Repeat the data that follows, word for word, without the images.

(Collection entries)
***

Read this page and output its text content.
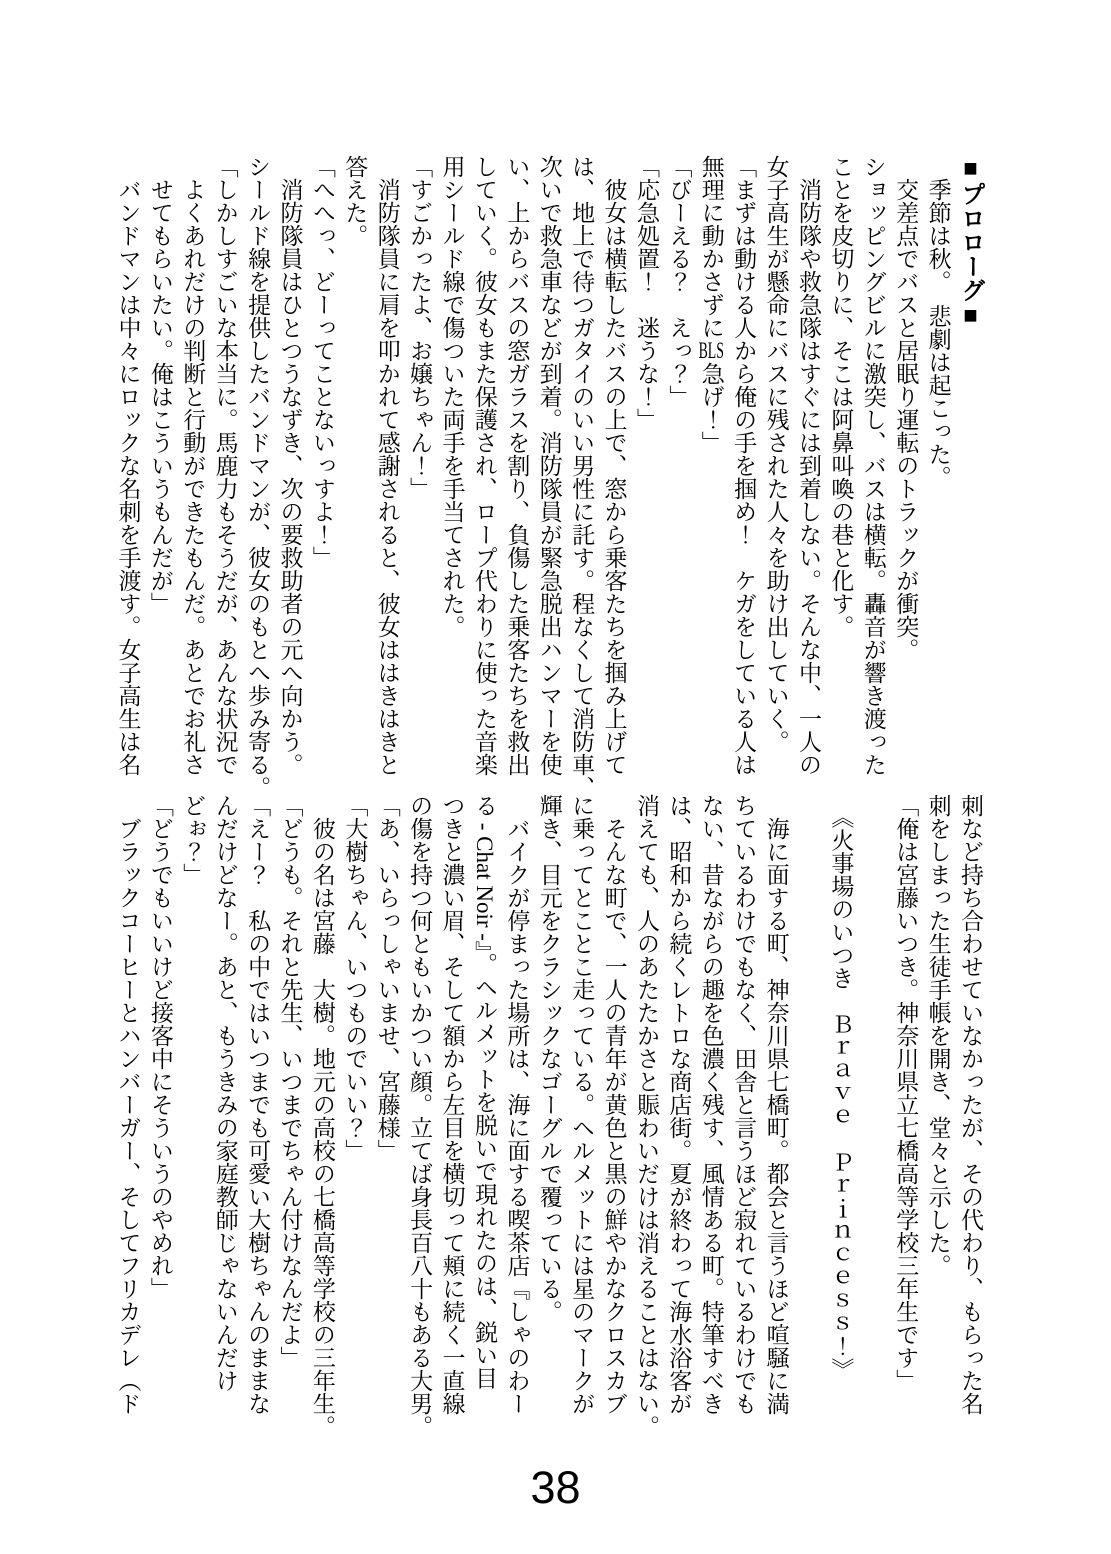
■プロローグ■
　季節は秋。　悲劇は起こった。
　交差点でバスと居眠り運転のトラックが衝突。
ショッピングビルに激突し、バスは横転。轟音が響き渡った
ことを皮切りに、そこは阿鼻叫喚の巷と化す。
　消防隊や救急隊はすぐには到着しない。そんな中、一人の
女子高生が懸命にバスに残された人々を助け出していく。
「まずは動ける人から俺の手を掴め！　ケガをしている人は
無理に動かさずにBLS急げ！」
「びーえる？　えっ？」
「応急処置！　迷うな！」
　彼女は横転したバスの上で、窓から乗客たちを掴み上げて
は、地上で待つガタイのいい男性に託す。程なくして消防車、
次いで救急車などが到着。消防隊員が緊急脱出ハンマーを使
い、上からバスの窓ガラスを割り、負傷した乗客たちを救出
していく。彼女もまた保護され、ロープ代わりに使った音楽
用シールド線で傷ついた両手を手当てされた。
「すごかったよ、お嬢ちゃん！」
　消防隊員に肩を叩かれて感謝されると、彼女ははきはきと
答えた。
「へへっ、どーってことないっすよ！」
　消防隊員はひとつうなずき、次の要救助者の元へ向かう。
シールド線を提供したバンドマンが、彼女のもとへ歩み寄る。
「しかしすごいな本当に。馬鹿力もそうだが、あんな状況で
　よくあれだけの判断と行動ができたもんだ。あとでお礼さ
　せてもらいたい。俺はこういうもんだが」
　バンドマンは中々にロックな名刺を手渡す。女子高生は名
刺など持ち合わせていなかったが、その代わり、もらった名
刺をしまった生徒手帳を開き、堂々と示した。
「俺は宮藤いつき。神奈川県立七橋高等学校三年生です」
　《火事場のいつき　Ｂｒａｖｅ　Ｐｒｉｎｃｅｓｓ！》
　海に面する町、神奈川県七橋町。都会と言うほど喧騒に満
ちているわけでもなく、田舎と言うほど寂れているわけでも
ない、昔ながらの趣を色濃く残す、風情ある町。特筆すべき
は、昭和から続くレトロな商店街。夏が終わって海水浴客が
消えても、人のあたたかさと賑わいだけは消えることはない。
　そんな町で、一人の青年が黄色と黒の鮮やかなクロスカブ
に乗ってとことこ走っている。ヘルメットには星のマークが
輝き、目元をクラシックなゴーグルで覆っている。
　バイクが停まった場所は、海に面する喫茶店『しゃのわー
る - Chat Noir -』。ヘルメットを脱いで現れたのは、鋭い目
つきと濃い眉、そして額から左目を横切って頬に続く一直線
の傷を持つ何ともいかつい顔。立てば身長百八十もある大男。
「あ、いらっしゃいませ、宮藤様」
「大樹ちゃん、いつものでいい？」
　彼の名は宮藤　大樹。地元の高校の七橋高等学校の三年生。
「どうも。それと先生、いつまでちゃん付けなんだよ」
「えー？　私の中ではいつまでも可愛い大樹ちゃんのままな
んだけどなー。あと、もうきみの家庭教師じゃないんだけ
どぉ？」
「どうでもいいけど接客中にそういうのやめれ」
　ブラックコーヒーとハンバーガー、そしてフリカデレ（ド
38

***

◆ Reply
Read this page and output its text content.
■プロローグ■
　季節は秋。　悲劇は起こった。
　交差点でバスと居眠り運転のトラックが衝突。
ショッピングビルに激突し、バスは横転。轟音が響き渡った
ことを皮切りに、そこは阿鼻叫喚の巷と化す。
　消防隊や救急隊はすぐには到着しない。そんな中、一人の
女子高生が懸命にバスに残された人々を助け出していく。
「まずは動ける人から俺の手を掴め！　ケガをしている人は
無理に動かさずにBLS急げ！」
「びーえる？　えっ？」
「応急処置！　迷うな！」
　彼女は横転したバスの上で、窓から乗客たちを掴み上げて
は、地上で待つガタイのいい男性に託す。程なくして消防車、
次いで救急車などが到着。消防隊員が緊急脱出ハンマーを使
い、上からバスの窓ガラスを割り、負傷した乗客たちを救出
していく。彼女もまた保護され、ロープ代わりに使った音楽
用シールド線で傷ついた両手を手当てされた。
「すごかったよ、お嬢ちゃん！」
　消防隊員に肩を叩かれて感謝されると、彼女ははきはきと
答えた。
「へへっ、どーってことないっすよ！」
　消防隊員はひとつうなずき、次の要救助者の元へ向かう。
シールド線を提供したバンドマンが、彼女のもとへ歩み寄る。
「しかしすごいな本当に。馬鹿力もそうだが、あんな状況で
　よくあれだけの判断と行動ができたもんだ。あとでお礼さ
　せてもらいたい。俺はこういうもんだが」
　バンドマンは中々にロックな名刺を手渡す。女子高生は名
刺など持ち合わせていなかったが、その代わり、もらった名
刺をしまった生徒手帳を開き、堂々と示した。
「俺は宮藤いつき。神奈川県立七橋高等学校三年生です」
　《火事場のいつき　Ｂｒａｖｅ　Ｐｒｉｎｃｅｓｓ！》
　海に面する町、神奈川県七橋町。都会と言うほど喧騒に満
ちているわけでもなく、田舎と言うほど寂れているわけでも
ない、昔ながらの趣を色濃く残す、風情ある町。特筆すべき
は、昭和から続くレトロな商店街。夏が終わって海水浴客が
消えても、人のあたたかさと賑わいだけは消えることはない。
　そんな町で、一人の青年が黄色と黒の鮮やかなクロスカブ
に乗ってとことこ走っている。ヘルメットには星のマークが
輝き、目元をクラシックなゴーグルで覆っている。
　バイクが停まった場所は、海に面する喫茶店『しゃのわー
る - Chat Noir -』。ヘルメットを脱いで現れたのは、鋭い目
つきと濃い眉、そして額から左目を横切って頬に続く一直線
の傷を持つ何ともいかつい顔。立てば身長百八十もある大男。
「あ、いらっしゃいませ、宮藤様」
「大樹ちゃん、いつものでいい？」
　彼の名は宮藤　大樹。地元の高校の七橋高等学校の三年生。
「どうも。それと先生、いつまでちゃん付けなんだよ」
「えー？　私の中ではいつまでも可愛い大樹ちゃんのままな
んだけどなー。あと、もうきみの家庭教師じゃないんだけ
どぉ？」
「どうでもいいけど接客中にそういうのやめれ」
　ブラックコーヒーとハンバーガー、そしてフリカデレ（ド
38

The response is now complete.